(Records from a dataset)
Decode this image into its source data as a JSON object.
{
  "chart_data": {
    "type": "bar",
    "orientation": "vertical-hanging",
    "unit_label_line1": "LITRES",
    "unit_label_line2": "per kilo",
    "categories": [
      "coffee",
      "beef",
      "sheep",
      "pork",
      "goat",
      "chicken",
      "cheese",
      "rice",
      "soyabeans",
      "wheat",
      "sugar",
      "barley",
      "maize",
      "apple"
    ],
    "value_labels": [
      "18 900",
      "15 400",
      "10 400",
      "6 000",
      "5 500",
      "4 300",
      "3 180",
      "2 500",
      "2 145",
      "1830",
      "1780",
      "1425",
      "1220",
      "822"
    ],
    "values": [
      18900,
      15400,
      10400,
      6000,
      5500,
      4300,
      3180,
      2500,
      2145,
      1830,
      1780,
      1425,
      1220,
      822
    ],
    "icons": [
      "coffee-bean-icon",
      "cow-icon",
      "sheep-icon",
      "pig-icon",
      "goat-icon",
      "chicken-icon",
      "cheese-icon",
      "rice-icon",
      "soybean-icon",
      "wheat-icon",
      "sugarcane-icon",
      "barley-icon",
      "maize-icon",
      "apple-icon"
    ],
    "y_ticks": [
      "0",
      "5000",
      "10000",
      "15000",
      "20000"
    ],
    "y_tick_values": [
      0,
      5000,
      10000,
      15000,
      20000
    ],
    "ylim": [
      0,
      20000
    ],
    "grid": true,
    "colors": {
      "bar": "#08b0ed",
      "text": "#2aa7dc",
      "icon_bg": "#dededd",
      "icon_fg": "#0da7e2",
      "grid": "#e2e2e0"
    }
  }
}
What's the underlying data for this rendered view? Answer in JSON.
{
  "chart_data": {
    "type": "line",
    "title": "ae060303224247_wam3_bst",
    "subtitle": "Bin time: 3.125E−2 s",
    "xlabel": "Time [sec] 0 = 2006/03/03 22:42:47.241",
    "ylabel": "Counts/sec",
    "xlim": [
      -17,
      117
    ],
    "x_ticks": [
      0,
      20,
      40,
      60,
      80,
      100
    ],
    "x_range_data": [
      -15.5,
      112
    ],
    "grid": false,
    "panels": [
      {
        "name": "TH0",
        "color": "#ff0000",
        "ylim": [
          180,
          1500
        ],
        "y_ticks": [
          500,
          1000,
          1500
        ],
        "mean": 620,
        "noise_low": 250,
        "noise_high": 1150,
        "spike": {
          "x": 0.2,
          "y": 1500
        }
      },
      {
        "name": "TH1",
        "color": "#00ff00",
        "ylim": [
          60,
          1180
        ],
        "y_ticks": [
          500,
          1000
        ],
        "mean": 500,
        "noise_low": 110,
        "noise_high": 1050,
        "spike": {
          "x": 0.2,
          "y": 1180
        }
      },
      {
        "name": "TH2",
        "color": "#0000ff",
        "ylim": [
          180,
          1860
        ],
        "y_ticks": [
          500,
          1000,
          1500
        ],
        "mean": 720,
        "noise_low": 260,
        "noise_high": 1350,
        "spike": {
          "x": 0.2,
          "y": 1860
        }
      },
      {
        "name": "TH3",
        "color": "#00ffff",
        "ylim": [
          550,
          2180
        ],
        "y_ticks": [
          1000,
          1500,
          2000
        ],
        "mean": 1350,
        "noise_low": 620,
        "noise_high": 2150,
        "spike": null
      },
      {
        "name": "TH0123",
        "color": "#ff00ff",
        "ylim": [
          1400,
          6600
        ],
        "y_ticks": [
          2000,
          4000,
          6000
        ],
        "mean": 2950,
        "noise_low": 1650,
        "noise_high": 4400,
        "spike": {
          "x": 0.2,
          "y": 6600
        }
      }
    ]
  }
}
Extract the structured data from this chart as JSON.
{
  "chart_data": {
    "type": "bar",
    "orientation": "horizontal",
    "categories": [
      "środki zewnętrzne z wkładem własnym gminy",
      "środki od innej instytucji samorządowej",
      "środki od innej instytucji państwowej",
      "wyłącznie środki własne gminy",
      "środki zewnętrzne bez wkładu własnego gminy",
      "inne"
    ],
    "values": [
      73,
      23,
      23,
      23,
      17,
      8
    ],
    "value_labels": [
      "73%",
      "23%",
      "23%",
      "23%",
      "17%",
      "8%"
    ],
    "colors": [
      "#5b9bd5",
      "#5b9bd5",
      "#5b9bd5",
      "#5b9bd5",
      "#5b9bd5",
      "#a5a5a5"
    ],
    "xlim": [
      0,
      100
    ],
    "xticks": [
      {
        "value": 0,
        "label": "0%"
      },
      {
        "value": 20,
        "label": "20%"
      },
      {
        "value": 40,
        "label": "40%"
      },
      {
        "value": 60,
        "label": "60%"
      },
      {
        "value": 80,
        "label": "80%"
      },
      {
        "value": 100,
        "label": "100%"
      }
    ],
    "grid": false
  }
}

* [DESCRIPTION OF THE TASK]: In the listing, find all lines with the string "mean" and copy them.

* [ANSWER TO THIS PROBLEM]:
        "mean": 620,
        "mean": 500,
        "mean": 720,
        "mean": 1350,
        "mean": 2950,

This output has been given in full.